* _Records supplied_
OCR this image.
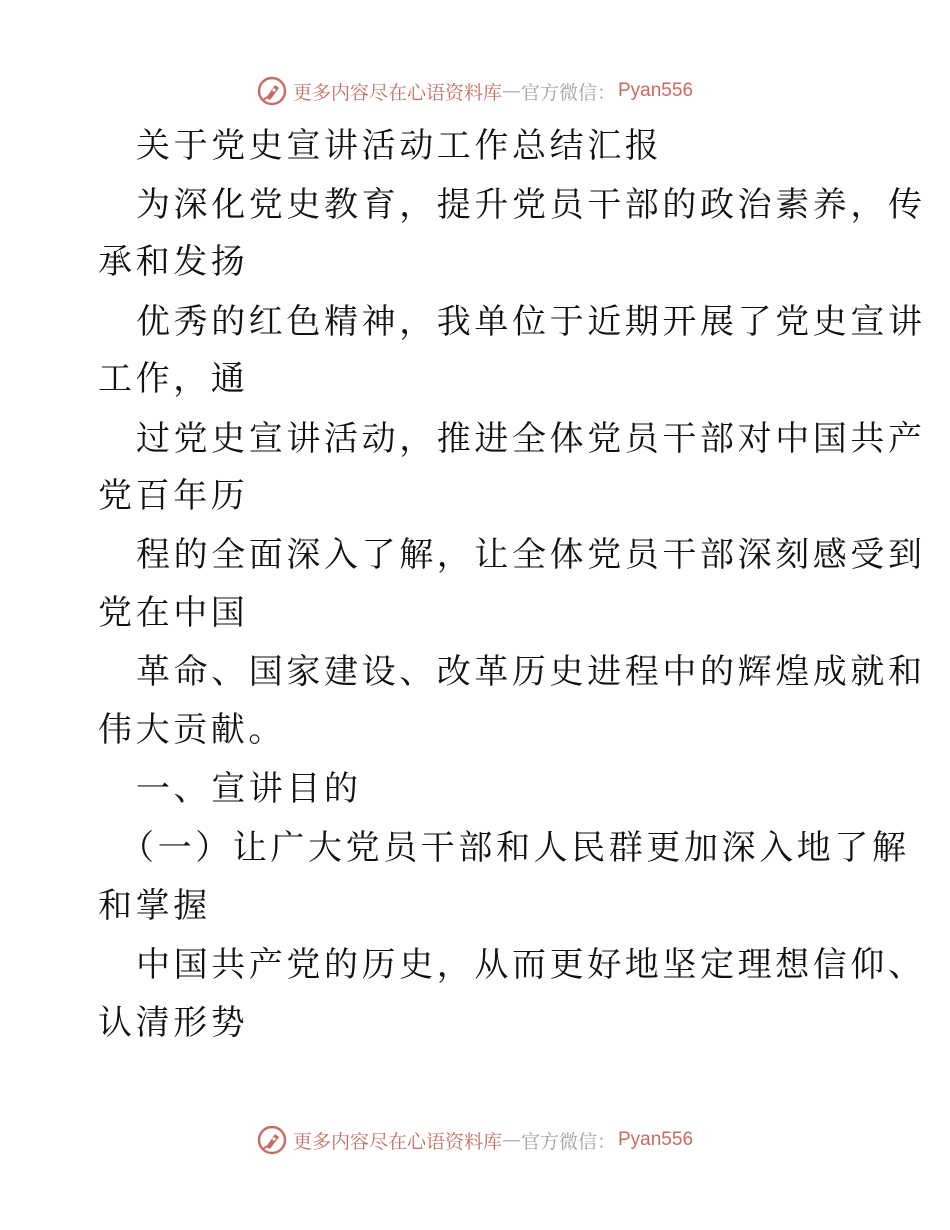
更多内容尽在心语资料库 — 官方微信： Pyan556
关于党史宣讲活动工作总结汇报
为深化党史教育，提升党员干部的政治素养，传
承和发扬
优秀的红色精神，我单位于近期开展了党史宣讲
工作，通
过党史宣讲活动，推进全体党员干部对中国共产
党百年历
程的全面深入了解，让全体党员干部深刻感受到
党在中国
革命、国家建设、改革历史进程中的辉煌成就和
伟大贡献。
一、宣讲目的
（一）让广大党员干部和人民群更加深入地了解
和掌握
中国共产党的历史，从而更好地坚定理想信仰、
认清形势
更多内容尽在心语资料库 — 官方微信： Pyan556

* _Instruction_
Copy out each record shown above without alteration, skipping any picture.

* _Output of the exercise_
OCR this image.
更多内容尽在心语资料库 — 官方微信： Pyan556
关于党史宣讲活动工作总结汇报
为深化党史教育，提升党员干部的政治素养，传
承和发扬
优秀的红色精神，我单位于近期开展了党史宣讲
工作，通
过党史宣讲活动，推进全体党员干部对中国共产
党百年历
程的全面深入了解，让全体党员干部深刻感受到
党在中国
革命、国家建设、改革历史进程中的辉煌成就和
伟大贡献。
一、宣讲目的
（一）让广大党员干部和人民群更加深入地了解
和掌握
中国共产党的历史，从而更好地坚定理想信仰、
认清形势
更多内容尽在心语资料库 — 官方微信： Pyan556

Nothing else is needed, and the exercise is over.